Data entries:

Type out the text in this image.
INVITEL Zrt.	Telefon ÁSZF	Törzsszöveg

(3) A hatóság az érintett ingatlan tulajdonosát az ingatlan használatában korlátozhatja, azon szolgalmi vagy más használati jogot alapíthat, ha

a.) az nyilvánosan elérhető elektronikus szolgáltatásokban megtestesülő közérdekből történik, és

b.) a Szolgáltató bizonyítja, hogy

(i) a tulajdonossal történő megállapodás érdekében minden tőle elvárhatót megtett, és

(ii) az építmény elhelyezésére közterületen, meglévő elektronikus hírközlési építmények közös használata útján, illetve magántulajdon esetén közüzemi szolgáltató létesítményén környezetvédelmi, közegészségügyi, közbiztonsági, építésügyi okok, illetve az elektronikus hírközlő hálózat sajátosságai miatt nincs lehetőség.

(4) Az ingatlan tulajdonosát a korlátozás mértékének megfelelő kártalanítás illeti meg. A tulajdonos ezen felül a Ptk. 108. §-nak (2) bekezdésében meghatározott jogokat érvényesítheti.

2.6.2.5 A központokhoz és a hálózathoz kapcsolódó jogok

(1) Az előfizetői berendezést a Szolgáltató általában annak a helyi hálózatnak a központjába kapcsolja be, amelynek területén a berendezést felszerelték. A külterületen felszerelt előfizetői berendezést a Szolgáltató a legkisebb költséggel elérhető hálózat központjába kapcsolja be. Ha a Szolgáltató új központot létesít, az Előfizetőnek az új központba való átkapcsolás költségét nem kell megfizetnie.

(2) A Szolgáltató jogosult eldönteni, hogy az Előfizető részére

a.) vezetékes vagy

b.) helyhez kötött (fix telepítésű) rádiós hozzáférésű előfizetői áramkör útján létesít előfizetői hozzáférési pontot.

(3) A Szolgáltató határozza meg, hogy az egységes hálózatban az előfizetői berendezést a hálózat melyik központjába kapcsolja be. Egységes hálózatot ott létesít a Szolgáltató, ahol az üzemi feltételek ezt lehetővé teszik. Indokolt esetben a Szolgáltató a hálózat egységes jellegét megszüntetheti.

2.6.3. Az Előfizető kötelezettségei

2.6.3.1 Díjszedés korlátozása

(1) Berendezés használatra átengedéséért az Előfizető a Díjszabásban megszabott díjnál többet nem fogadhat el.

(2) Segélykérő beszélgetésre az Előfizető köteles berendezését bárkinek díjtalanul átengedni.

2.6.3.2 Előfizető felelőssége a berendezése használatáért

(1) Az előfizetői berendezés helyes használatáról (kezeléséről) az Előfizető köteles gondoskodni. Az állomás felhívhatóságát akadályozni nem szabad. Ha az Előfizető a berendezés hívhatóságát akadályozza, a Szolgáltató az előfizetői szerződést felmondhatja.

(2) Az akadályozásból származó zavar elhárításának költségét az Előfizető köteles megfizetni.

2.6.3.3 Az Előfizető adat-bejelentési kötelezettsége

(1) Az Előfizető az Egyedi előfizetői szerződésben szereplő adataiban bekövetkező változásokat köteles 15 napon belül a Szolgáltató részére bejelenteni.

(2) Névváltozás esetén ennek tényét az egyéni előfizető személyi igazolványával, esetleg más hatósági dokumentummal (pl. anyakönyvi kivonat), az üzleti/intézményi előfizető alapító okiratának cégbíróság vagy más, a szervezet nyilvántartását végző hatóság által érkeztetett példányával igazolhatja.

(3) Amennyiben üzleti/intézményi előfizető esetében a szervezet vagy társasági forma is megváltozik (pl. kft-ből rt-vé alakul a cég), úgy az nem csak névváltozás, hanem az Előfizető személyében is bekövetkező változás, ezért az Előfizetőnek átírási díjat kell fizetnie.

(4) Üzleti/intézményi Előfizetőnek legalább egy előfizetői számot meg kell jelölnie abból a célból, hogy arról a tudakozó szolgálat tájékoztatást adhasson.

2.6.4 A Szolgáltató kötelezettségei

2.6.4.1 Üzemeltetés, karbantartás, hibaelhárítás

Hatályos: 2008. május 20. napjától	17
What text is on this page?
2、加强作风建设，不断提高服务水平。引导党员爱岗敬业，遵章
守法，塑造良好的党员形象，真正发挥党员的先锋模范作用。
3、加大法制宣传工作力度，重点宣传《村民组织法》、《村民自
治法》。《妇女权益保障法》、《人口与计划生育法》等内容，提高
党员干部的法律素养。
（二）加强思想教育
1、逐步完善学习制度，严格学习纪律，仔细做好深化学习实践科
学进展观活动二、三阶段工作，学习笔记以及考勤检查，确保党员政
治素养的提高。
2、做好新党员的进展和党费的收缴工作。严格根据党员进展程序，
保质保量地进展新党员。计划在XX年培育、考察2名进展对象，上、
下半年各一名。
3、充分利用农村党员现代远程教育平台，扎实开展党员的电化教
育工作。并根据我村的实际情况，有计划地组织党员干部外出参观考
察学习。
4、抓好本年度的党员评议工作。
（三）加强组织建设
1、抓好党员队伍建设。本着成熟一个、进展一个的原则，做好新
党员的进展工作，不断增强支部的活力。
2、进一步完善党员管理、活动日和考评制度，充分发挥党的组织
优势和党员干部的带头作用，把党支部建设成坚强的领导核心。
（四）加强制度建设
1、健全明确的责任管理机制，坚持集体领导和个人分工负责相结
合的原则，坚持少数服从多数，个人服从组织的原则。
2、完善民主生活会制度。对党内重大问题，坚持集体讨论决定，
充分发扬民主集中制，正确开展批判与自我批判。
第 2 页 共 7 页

● **DIRECTIONS**: Retype exactly the lines from the one containing "What text is on this page?" through the last line of the records above, including both.

● **EXERCISE OUTPUT**:
What text is on this page?
2、加强作风建设，不断提高服务水平。引导党员爱岗敬业，遵章
守法，塑造良好的党员形象，真正发挥党员的先锋模范作用。
3、加大法制宣传工作力度，重点宣传《村民组织法》、《村民自
治法》。《妇女权益保障法》、《人口与计划生育法》等内容，提高
党员干部的法律素养。
（二）加强思想教育
1、逐步完善学习制度，严格学习纪律，仔细做好深化学习实践科
学进展观活动二、三阶段工作，学习笔记以及考勤检查，确保党员政
治素养的提高。
2、做好新党员的进展和党费的收缴工作。严格根据党员进展程序，
保质保量地进展新党员。计划在XX年培育、考察2名进展对象，上、
下半年各一名。
3、充分利用农村党员现代远程教育平台，扎实开展党员的电化教
育工作。并根据我村的实际情况，有计划地组织党员干部外出参观考
察学习。
4、抓好本年度的党员评议工作。
（三）加强组织建设
1、抓好党员队伍建设。本着成熟一个、进展一个的原则，做好新
党员的进展工作，不断增强支部的活力。
2、进一步完善党员管理、活动日和考评制度，充分发挥党的组织
优势和党员干部的带头作用，把党支部建设成坚强的领导核心。
（四）加强制度建设
1、健全明确的责任管理机制，坚持集体领导和个人分工负责相结
合的原则，坚持少数服从多数，个人服从组织的原则。
2、完善民主生活会制度。对党内重大问题，坚持集体讨论决定，
充分发扬民主集中制，正确开展批判与自我批判。
第 2 页 共 7 页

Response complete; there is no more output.